INSTRUCTION »
What follows is a set of records, each of which is to be written out exactly.

MATERIAL PROVIDED »
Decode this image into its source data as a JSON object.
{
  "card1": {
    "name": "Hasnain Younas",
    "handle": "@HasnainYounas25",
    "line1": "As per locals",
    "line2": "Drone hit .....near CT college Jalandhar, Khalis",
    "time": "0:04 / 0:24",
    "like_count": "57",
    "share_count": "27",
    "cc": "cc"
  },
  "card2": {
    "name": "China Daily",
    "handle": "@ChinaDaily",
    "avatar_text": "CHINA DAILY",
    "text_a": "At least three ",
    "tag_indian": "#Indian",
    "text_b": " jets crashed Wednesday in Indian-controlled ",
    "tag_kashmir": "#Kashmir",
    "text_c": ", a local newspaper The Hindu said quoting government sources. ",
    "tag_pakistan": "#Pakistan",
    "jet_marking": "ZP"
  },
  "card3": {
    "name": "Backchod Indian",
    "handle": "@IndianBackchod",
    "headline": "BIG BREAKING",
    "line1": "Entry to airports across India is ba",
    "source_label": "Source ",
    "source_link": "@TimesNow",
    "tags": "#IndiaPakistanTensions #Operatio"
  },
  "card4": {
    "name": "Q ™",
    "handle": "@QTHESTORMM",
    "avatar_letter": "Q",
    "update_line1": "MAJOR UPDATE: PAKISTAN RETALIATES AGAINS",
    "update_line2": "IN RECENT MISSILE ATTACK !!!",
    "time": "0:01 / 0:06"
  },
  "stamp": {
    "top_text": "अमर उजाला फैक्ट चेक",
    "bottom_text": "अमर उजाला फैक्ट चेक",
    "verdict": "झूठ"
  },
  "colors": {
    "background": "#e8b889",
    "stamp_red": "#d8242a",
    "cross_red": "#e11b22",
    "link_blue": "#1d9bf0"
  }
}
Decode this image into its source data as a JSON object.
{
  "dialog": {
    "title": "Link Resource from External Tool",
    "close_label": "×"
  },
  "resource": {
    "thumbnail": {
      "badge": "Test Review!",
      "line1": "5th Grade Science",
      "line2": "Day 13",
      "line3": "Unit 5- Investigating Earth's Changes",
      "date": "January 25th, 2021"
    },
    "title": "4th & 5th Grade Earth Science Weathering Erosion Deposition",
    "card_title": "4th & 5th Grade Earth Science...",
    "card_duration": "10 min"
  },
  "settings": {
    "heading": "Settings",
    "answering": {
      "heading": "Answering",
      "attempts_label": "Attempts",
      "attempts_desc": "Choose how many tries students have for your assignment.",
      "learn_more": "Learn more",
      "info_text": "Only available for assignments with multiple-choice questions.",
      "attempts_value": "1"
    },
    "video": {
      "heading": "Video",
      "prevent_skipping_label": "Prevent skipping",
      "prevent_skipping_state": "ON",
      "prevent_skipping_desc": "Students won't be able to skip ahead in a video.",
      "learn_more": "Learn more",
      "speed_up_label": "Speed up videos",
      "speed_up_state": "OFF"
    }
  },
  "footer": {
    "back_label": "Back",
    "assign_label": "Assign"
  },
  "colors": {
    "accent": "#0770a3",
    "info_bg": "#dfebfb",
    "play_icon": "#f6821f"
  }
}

TASK SOLUTION »
Decode this image into its source data as a JSON object.
{
  "card1": {
    "name": "Hasnain Younas",
    "handle": "@HasnainYounas25",
    "line1": "As per locals",
    "line2": "Drone hit .....near CT college Jalandhar, Khalis",
    "time": "0:04 / 0:24",
    "like_count": "57",
    "share_count": "27",
    "cc": "cc"
  },
  "card2": {
    "name": "China Daily",
    "handle": "@ChinaDaily",
    "avatar_text": "CHINA DAILY",
    "text_a": "At least three ",
    "tag_indian": "#Indian",
    "text_b": " jets crashed Wednesday in Indian-controlled ",
    "tag_kashmir": "#Kashmir",
    "text_c": ", a local newspaper The Hindu said quoting government sources. ",
    "tag_pakistan": "#Pakistan",
    "jet_marking": "ZP"
  },
  "card3": {
    "name": "Backchod Indian",
    "handle": "@IndianBackchod",
    "headline": "BIG BREAKING",
    "line1": "Entry to airports across India is ba",
    "source_label": "Source ",
    "source_link": "@TimesNow",
    "tags": "#IndiaPakistanTensions #Operatio"
  },
  "card4": {
    "name": "Q ™",
    "handle": "@QTHESTORMM",
    "avatar_letter": "Q",
    "update_line1": "MAJOR UPDATE: PAKISTAN RETALIATES AGAINS",
    "update_line2": "IN RECENT MISSILE ATTACK !!!",
    "time": "0:01 / 0:06"
  },
  "stamp": {
    "top_text": "अमर उजाला फैक्ट चेक",
    "bottom_text": "अमर उजाला फैक्ट चेक",
    "verdict": "झूठ"
  },
  "colors": {
    "background": "#e8b889",
    "stamp_red": "#d8242a",
    "cross_red": "#e11b22",
    "link_blue": "#1d9bf0"
  }
}
Decode this image into its source data as a JSON object.
{
  "dialog": {
    "title": "Link Resource from External Tool",
    "close_label": "×"
  },
  "resource": {
    "thumbnail": {
      "badge": "Test Review!",
      "line1": "5th Grade Science",
      "line2": "Day 13",
      "line3": "Unit 5- Investigating Earth's Changes",
      "date": "January 25th, 2021"
    },
    "title": "4th & 5th Grade Earth Science Weathering Erosion Deposition",
    "card_title": "4th & 5th Grade Earth Science...",
    "card_duration": "10 min"
  },
  "settings": {
    "heading": "Settings",
    "answering": {
      "heading": "Answering",
      "attempts_label": "Attempts",
      "attempts_desc": "Choose how many tries students have for your assignment.",
      "learn_more": "Learn more",
      "info_text": "Only available for assignments with multiple-choice questions.",
      "attempts_value": "1"
    },
    "video": {
      "heading": "Video",
      "prevent_skipping_label": "Prevent skipping",
      "prevent_skipping_state": "ON",
      "prevent_skipping_desc": "Students won't be able to skip ahead in a video.",
      "learn_more": "Learn more",
      "speed_up_label": "Speed up videos",
      "speed_up_state": "OFF"
    }
  },
  "footer": {
    "back_label": "Back",
    "assign_label": "Assign"
  },
  "colors": {
    "accent": "#0770a3",
    "info_bg": "#dfebfb",
    "play_icon": "#f6821f"
  }
}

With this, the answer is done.